--- BEGIN Exercise material ---

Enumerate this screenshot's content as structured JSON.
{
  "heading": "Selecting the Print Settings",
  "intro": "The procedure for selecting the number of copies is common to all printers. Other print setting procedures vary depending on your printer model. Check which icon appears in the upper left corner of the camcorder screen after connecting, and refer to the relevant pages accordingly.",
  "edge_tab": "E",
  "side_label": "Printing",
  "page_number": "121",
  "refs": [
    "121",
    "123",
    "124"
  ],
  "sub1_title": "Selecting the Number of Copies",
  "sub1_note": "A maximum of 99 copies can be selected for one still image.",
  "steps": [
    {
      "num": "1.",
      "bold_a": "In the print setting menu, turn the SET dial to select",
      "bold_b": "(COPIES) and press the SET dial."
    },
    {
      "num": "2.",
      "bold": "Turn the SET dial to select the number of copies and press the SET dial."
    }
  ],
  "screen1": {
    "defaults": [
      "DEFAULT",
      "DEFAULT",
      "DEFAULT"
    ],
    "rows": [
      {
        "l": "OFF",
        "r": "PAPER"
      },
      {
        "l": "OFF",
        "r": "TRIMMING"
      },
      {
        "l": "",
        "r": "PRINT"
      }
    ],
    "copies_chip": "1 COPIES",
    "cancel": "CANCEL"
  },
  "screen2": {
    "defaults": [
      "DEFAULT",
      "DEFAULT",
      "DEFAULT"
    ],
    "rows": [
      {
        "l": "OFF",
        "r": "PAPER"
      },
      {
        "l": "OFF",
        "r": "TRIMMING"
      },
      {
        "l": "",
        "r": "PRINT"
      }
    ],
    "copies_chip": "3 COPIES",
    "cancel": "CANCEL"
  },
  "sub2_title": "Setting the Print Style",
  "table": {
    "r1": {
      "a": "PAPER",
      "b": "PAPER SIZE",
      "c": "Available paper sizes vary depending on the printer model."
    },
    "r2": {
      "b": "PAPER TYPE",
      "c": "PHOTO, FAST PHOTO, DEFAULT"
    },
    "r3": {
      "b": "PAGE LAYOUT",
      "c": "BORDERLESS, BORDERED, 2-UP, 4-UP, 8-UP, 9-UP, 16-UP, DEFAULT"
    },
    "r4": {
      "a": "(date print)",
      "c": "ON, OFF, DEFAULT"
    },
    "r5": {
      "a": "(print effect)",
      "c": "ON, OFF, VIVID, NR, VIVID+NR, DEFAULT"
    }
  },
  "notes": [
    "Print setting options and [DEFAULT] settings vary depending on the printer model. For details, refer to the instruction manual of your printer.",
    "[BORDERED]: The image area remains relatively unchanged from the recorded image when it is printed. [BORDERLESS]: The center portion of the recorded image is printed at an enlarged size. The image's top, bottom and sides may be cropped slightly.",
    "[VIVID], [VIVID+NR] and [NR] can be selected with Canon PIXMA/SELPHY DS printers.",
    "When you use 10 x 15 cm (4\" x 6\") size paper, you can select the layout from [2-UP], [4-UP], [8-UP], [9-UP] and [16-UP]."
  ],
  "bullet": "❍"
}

--- END Exercise material ---

The exercise: Copy every line that contains the string "printers".

The completed task:
  "intro": "The procedure for selecting the number of copies is common to all printers. Other print setting procedures vary depending on your printer model. Check which icon appears in the upper left corner of the camcorder screen after connecting, and refer to the relevant pages accordingly.",
    "[VIVID], [VIVID+NR] and [NR] can be selected with Canon PIXMA/SELPHY DS printers.",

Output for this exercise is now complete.